[Opening TEXT BLOCK section]

October 22-24, 2018 | Rome, Italy
Sabrina Zeghichi-Hamri, Patricia Salen, Michel de Lorgeril and Pascal Defaye
1Université de Béjaia. Faculté des Sciences de la Nature et de la Vie. Bejaia. Algeria.
2TIMC-IMAG CNRS 5525. Université Joseph Fourier.
3Service de Cardiologie. Hôpital Universitaire. Grenoble. France.
Studies that evaluated the effects of omega-3 polyunsaturated fatty acids (n-3) on cardiovascular diseases have yielded conflicting results. We aimed at examining the association between plant/marine n-3 and malignant ventricular arrhythmias (MVA) among patients benefiting from the best preventive strategy including implantable cardioverter defibrillator (ICD).
Consecutive patients in whom an ICD was implanted for primary or secondary prevention of MVA were eligible. All patients had blood fatty acid analysis. The method of Kaplan-Meier was used to estimate the survival curves in each quartile of the main plant (ALA) and marine (EPA and DHA) n-3.

[Closing TEXT BLOCK section]
[Opening LISTED ENTRIES section]

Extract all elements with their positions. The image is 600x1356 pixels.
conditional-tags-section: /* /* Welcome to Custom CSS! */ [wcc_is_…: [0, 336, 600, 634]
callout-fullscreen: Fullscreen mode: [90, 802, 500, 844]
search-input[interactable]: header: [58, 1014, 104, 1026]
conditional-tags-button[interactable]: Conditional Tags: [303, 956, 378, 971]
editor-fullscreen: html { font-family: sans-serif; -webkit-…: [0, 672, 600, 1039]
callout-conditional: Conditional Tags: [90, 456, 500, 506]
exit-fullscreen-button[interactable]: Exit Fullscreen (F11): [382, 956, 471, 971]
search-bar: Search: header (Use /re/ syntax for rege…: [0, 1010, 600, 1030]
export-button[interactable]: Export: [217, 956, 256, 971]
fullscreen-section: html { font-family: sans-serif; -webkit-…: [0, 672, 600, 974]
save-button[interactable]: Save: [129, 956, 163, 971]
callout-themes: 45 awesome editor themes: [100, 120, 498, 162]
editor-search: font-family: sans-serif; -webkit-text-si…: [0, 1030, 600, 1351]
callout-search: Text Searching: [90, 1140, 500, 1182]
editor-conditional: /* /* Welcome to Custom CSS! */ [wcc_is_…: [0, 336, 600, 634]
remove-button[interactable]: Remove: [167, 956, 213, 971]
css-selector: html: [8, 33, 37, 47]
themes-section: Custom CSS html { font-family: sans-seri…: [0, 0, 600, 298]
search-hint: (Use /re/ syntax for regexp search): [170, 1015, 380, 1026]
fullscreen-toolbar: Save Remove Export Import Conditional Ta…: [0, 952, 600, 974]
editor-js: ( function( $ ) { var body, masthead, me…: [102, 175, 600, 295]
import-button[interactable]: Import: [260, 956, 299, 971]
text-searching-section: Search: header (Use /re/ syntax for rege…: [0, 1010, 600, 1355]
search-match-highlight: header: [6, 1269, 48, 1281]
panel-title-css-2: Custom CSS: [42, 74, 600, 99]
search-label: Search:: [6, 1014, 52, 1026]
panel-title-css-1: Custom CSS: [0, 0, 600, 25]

[Closing LISTED ENTRIES section]

__WHAT YOU NEED TO DO__:
1 – Can you update the omega-3 abstract from "3Service de Cardiologie." to "cardioverter defibrillator (ICD).", putting "Lyon" in place of "Grenoble"?
2 – Could you go on with the omega-3 abstract from where it stops?

__REPLIES__:
1 –
3Service de Cardiologie. Hôpital Universitaire. Lyon. France.
Studies that evaluated the effects of omega-3 polyunsaturated fatty acids (n-3) on cardiovascular diseases have yielded conflicting results. We aimed at examining the association between plant/marine n-3 and malignant ventricular arrhythmias (MVA) among patients benefiting from the best preventive strategy including implantable cardioverter defibrillator (ICD).

2 –
Among the 238 enrolled patients, 100 had a relevant endpoint recorded by the ICD or died from a cardiac cause during a mean follow-up of 30±12 months. No significant difference in MVA was observed between quartiles of ALA (log-rank test p=0.88), EPA (log-rank test p=0.58) and DHA (log-rank test p=0.97). In a multivariate Cox proportional hazard model
including age, sex, ischemic heart disease, diabetes, smoking, hypertension and high cholesterol as covariates, we found no association between MVA and n-3: hazard ratio was 1.12 (95% CI 0.62-2.02) for ALA and 1.44 (95% CI 0.81-2.58) for the sum of main marine n-3.
Plant and marine n-3 do not seem to either increase or decrease the risk of MVA in patients who are not n-3 deficient and benefit from the most effective preventive treatment. Further studies are required to test whether n-3 deficient patients would still benefit from n-3 supplements. Finally, these data raise major questions regarding interactions between
dietary n-3 and certain medications.